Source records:
· · · · ·
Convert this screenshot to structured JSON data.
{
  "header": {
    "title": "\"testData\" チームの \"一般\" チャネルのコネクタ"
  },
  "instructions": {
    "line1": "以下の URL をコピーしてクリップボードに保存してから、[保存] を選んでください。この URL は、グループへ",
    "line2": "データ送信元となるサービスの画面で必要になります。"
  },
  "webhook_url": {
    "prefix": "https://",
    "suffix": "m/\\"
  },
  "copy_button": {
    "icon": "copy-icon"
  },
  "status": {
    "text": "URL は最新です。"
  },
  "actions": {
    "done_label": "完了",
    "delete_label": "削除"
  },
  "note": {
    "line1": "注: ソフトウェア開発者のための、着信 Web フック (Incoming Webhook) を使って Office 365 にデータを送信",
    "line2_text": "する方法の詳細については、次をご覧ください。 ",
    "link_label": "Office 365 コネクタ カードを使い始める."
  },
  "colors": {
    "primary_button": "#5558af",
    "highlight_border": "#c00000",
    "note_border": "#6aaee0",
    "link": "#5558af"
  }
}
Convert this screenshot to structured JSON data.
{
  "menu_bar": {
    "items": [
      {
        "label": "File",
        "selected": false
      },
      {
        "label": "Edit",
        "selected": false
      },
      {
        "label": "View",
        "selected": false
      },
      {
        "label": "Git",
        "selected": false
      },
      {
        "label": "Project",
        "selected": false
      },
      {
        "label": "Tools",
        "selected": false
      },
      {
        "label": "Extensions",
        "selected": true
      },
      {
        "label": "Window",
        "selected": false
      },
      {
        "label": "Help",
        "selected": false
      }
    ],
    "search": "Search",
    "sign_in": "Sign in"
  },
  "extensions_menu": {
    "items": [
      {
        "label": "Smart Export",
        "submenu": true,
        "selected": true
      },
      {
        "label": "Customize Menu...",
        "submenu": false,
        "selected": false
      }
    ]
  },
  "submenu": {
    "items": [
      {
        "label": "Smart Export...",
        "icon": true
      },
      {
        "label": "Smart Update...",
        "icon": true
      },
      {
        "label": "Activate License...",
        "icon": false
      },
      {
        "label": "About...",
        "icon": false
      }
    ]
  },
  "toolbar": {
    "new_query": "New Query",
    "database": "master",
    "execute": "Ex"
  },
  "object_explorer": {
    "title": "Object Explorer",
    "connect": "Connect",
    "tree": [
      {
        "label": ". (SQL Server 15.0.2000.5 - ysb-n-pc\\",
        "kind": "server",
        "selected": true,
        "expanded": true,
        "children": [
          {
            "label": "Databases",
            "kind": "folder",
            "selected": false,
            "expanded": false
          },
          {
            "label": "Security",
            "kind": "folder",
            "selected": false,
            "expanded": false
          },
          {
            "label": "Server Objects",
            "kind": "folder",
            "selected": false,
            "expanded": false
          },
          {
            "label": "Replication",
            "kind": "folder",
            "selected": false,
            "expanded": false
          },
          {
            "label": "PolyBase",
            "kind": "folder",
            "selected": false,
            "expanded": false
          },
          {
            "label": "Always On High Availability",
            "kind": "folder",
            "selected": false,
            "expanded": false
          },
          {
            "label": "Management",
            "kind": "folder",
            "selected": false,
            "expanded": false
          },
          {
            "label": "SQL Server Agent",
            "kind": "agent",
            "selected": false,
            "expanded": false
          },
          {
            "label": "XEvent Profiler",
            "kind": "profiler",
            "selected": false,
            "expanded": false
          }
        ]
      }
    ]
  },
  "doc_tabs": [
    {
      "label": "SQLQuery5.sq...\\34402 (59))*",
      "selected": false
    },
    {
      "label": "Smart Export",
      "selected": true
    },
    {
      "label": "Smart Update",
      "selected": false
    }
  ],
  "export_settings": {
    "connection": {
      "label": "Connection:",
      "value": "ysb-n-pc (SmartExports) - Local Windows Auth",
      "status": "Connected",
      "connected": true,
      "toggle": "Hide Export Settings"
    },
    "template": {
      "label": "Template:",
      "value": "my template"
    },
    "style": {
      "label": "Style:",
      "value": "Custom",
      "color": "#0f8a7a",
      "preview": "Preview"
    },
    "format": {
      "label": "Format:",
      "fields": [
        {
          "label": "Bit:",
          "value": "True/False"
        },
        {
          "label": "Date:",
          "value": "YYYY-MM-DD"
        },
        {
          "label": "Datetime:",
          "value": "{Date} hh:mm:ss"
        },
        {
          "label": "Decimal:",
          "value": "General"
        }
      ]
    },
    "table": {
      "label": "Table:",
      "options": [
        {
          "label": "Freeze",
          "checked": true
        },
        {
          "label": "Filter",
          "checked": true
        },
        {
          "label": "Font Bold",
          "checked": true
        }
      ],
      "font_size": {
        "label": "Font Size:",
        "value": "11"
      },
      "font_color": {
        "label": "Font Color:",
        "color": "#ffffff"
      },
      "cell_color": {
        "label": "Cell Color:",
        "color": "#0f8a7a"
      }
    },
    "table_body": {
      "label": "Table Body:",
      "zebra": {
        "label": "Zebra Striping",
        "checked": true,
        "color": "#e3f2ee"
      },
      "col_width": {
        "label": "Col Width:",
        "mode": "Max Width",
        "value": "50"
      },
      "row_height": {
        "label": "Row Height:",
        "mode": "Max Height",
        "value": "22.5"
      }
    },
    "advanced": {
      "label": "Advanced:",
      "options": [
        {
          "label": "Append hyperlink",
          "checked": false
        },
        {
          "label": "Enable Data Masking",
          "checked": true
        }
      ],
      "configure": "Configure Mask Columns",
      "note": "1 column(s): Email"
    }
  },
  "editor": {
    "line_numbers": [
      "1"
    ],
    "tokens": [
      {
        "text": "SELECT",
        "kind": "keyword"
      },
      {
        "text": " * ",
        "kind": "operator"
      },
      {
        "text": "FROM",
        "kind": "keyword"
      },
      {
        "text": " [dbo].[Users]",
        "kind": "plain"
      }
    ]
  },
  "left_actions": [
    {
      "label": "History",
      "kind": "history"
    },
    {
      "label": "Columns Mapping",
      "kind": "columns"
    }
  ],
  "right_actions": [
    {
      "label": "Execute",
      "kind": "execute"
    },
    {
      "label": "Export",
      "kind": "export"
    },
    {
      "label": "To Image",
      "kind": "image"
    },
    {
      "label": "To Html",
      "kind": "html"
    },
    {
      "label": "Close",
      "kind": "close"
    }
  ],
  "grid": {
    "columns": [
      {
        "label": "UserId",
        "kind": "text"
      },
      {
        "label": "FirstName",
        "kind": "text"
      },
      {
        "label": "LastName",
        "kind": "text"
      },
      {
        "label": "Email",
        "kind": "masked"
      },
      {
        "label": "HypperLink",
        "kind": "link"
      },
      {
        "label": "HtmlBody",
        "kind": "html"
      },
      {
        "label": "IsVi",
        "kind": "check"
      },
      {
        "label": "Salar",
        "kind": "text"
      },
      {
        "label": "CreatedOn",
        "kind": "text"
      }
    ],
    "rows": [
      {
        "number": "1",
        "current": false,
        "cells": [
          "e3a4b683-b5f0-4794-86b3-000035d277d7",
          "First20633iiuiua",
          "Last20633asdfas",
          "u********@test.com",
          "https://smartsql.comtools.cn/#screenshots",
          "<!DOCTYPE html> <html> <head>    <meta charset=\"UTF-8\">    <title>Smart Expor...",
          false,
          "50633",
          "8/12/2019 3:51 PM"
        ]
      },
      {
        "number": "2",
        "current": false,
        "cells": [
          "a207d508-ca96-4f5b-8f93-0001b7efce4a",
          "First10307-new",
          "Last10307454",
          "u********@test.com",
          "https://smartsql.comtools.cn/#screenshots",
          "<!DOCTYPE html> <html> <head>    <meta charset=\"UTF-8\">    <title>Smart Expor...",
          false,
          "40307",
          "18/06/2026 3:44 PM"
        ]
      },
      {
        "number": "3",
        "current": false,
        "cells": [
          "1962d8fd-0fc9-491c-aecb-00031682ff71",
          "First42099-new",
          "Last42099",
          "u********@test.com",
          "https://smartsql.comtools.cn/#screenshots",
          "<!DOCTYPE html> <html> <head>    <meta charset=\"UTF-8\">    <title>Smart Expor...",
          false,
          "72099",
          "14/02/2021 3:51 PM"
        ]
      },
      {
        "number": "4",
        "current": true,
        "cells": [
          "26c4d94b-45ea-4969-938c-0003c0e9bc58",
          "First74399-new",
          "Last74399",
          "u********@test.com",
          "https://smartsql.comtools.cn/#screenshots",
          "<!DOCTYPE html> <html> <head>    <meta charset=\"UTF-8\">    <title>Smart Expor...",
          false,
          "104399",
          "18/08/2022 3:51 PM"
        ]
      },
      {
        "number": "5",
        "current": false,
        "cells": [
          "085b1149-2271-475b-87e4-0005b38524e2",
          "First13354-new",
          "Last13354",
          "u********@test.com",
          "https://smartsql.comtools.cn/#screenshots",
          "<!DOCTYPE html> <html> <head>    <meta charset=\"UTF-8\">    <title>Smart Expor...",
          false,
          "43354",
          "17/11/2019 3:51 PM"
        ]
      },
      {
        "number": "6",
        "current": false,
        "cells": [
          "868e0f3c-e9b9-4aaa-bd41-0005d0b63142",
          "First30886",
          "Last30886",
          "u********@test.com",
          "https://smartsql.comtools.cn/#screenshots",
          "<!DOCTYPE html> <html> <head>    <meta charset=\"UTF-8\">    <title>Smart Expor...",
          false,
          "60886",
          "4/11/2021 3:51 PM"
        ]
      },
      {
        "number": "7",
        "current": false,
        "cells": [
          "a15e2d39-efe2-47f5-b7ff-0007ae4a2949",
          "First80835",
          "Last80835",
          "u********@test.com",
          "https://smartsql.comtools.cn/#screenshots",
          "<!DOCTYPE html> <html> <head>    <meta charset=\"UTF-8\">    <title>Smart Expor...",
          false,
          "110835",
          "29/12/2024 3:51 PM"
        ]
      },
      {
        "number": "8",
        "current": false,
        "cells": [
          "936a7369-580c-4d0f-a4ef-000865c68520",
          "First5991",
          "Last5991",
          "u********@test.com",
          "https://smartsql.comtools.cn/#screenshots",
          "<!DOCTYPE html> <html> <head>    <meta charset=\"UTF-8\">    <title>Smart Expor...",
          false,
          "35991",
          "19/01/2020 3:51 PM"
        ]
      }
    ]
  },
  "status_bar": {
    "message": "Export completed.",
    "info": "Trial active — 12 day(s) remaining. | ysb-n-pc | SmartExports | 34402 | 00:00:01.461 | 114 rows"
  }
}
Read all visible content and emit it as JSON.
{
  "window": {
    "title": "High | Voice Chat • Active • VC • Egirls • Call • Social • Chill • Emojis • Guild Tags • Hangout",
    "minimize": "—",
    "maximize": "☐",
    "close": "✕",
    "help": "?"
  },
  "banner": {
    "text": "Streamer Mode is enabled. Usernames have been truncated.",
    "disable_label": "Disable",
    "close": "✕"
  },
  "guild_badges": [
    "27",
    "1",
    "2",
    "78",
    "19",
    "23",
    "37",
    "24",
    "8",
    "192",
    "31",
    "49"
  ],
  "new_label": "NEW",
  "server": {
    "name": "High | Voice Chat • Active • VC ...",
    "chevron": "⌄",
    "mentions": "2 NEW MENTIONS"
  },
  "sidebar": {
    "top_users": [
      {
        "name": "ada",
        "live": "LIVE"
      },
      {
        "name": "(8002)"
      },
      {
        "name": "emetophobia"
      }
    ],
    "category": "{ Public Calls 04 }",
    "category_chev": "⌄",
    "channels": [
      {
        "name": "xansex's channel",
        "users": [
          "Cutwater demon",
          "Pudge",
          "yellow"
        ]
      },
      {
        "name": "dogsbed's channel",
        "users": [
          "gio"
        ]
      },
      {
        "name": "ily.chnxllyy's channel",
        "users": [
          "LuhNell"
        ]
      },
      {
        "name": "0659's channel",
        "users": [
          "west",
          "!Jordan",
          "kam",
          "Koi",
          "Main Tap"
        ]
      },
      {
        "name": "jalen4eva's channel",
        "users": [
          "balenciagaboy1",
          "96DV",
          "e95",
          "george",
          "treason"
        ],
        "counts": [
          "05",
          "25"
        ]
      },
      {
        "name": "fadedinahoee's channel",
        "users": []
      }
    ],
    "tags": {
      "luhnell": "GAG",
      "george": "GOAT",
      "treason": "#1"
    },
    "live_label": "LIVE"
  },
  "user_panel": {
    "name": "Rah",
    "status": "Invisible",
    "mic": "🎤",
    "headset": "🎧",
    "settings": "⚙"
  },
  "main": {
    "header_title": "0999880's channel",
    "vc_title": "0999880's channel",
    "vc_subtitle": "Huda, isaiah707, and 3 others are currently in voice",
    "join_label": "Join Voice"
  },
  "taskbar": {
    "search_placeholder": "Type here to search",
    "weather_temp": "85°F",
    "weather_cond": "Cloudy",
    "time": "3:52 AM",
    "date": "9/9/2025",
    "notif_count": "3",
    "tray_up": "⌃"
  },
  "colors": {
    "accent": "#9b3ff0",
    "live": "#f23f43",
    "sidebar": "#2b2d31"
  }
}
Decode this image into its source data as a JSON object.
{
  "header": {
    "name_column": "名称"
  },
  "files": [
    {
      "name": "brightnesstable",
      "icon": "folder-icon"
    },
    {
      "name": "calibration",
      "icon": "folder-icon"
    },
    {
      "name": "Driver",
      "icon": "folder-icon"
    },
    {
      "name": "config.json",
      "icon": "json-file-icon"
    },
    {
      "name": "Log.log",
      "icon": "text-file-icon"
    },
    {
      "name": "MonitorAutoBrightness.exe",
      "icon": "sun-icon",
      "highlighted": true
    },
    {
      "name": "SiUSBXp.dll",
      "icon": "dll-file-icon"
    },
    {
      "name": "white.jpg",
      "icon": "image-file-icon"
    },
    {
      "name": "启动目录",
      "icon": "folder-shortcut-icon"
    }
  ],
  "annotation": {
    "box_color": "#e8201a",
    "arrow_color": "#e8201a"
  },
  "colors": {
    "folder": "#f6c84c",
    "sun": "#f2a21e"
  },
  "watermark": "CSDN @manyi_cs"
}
· · · · ·
PROBLEM DESCRIPTION: Extract the lines above from the one containing "Decode this image" to the last line, both included, exactly as written.

SOLUTION FOR THIS PROBLEM:
Decode this image into its source data as a JSON object.
{
  "header": {
    "name_column": "名称"
  },
  "files": [
    {
      "name": "brightnesstable",
      "icon": "folder-icon"
    },
    {
      "name": "calibration",
      "icon": "folder-icon"
    },
    {
      "name": "Driver",
      "icon": "folder-icon"
    },
    {
      "name": "config.json",
      "icon": "json-file-icon"
    },
    {
      "name": "Log.log",
      "icon": "text-file-icon"
    },
    {
      "name": "MonitorAutoBrightness.exe",
      "icon": "sun-icon",
      "highlighted": true
    },
    {
      "name": "SiUSBXp.dll",
      "icon": "dll-file-icon"
    },
    {
      "name": "white.jpg",
      "icon": "image-file-icon"
    },
    {
      "name": "启动目录",
      "icon": "folder-shortcut-icon"
    }
  ],
  "annotation": {
    "box_color": "#e8201a",
    "arrow_color": "#e8201a"
  },
  "colors": {
    "folder": "#f6c84c",
    "sun": "#f2a21e"
  },
  "watermark": "CSDN @manyi_cs"
}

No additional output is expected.